_What needs to be done_
Repeat the listing in full, word for word.

Dataset records:
--------
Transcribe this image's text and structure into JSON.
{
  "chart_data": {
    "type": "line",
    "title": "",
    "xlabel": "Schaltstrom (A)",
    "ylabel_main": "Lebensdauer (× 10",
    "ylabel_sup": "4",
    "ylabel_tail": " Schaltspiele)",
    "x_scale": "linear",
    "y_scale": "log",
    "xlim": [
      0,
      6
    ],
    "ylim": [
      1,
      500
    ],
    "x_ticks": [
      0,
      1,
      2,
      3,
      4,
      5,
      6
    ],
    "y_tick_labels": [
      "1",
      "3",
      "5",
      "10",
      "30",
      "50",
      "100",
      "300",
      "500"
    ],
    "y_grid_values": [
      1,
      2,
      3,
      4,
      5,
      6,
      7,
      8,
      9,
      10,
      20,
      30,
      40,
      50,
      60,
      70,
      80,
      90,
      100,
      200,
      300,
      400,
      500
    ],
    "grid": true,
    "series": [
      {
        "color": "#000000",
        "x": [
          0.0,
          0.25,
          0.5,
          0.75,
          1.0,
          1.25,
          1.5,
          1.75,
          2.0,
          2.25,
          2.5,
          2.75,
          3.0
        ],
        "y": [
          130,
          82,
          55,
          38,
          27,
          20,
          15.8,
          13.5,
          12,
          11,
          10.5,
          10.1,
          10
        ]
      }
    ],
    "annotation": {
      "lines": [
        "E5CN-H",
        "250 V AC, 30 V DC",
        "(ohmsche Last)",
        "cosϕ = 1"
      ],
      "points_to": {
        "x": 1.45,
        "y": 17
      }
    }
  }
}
--------
_Answer below_
Transcribe this image's text and structure into JSON.
{
  "chart_data": {
    "type": "line",
    "title": "",
    "xlabel": "Schaltstrom (A)",
    "ylabel_main": "Lebensdauer (× 10",
    "ylabel_sup": "4",
    "ylabel_tail": " Schaltspiele)",
    "x_scale": "linear",
    "y_scale": "log",
    "xlim": [
      0,
      6
    ],
    "ylim": [
      1,
      500
    ],
    "x_ticks": [
      0,
      1,
      2,
      3,
      4,
      5,
      6
    ],
    "y_tick_labels": [
      "1",
      "3",
      "5",
      "10",
      "30",
      "50",
      "100",
      "300",
      "500"
    ],
    "y_grid_values": [
      1,
      2,
      3,
      4,
      5,
      6,
      7,
      8,
      9,
      10,
      20,
      30,
      40,
      50,
      60,
      70,
      80,
      90,
      100,
      200,
      300,
      400,
      500
    ],
    "grid": true,
    "series": [
      {
        "color": "#000000",
        "x": [
          0.0,
          0.25,
          0.5,
          0.75,
          1.0,
          1.25,
          1.5,
          1.75,
          2.0,
          2.25,
          2.5,
          2.75,
          3.0
        ],
        "y": [
          130,
          82,
          55,
          38,
          27,
          20,
          15.8,
          13.5,
          12,
          11,
          10.5,
          10.1,
          10
        ]
      }
    ],
    "annotation": {
      "lines": [
        "E5CN-H",
        "250 V AC, 30 V DC",
        "(ohmsche Last)",
        "cosϕ = 1"
      ],
      "points_to": {
        "x": 1.45,
        "y": 17
      }
    }
  }
}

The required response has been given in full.